Extracted material
>> Begin
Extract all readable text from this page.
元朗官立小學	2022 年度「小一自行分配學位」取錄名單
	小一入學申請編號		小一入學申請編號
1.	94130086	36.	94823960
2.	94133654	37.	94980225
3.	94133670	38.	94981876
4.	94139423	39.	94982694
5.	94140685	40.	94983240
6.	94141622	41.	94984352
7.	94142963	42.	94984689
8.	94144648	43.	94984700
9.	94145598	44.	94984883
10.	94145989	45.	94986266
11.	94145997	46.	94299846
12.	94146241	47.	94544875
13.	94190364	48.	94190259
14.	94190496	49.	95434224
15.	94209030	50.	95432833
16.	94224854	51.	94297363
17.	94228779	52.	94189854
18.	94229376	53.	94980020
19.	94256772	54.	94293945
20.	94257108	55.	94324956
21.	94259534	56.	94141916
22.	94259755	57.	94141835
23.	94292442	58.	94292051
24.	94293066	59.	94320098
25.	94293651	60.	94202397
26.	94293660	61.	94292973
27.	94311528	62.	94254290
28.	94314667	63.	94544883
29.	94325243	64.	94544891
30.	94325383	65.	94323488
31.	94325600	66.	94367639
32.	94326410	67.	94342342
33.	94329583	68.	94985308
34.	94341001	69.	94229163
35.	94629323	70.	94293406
>> End
Task
Every line of the data above should be copied exactly.

Response to this task
Extract all readable text from this page.
元朗官立小學	2022 年度「小一自行分配學位」取錄名單
	小一入學申請編號		小一入學申請編號
1.	94130086	36.	94823960
2.	94133654	37.	94980225
3.	94133670	38.	94981876
4.	94139423	39.	94982694
5.	94140685	40.	94983240
6.	94141622	41.	94984352
7.	94142963	42.	94984689
8.	94144648	43.	94984700
9.	94145598	44.	94984883
10.	94145989	45.	94986266
11.	94145997	46.	94299846
12.	94146241	47.	94544875
13.	94190364	48.	94190259
14.	94190496	49.	95434224
15.	94209030	50.	95432833
16.	94224854	51.	94297363
17.	94228779	52.	94189854
18.	94229376	53.	94980020
19.	94256772	54.	94293945
20.	94257108	55.	94324956
21.	94259534	56.	94141916
22.	94259755	57.	94141835
23.	94292442	58.	94292051
24.	94293066	59.	94320098
25.	94293651	60.	94202397
26.	94293660	61.	94292973
27.	94311528	62.	94254290
28.	94314667	63.	94544883
29.	94325243	64.	94544891
30.	94325383	65.	94323488
31.	94325600	66.	94367639
32.	94326410	67.	94342342
33.	94329583	68.	94985308
34.	94341001	69.	94229163
35.	94629323	70.	94293406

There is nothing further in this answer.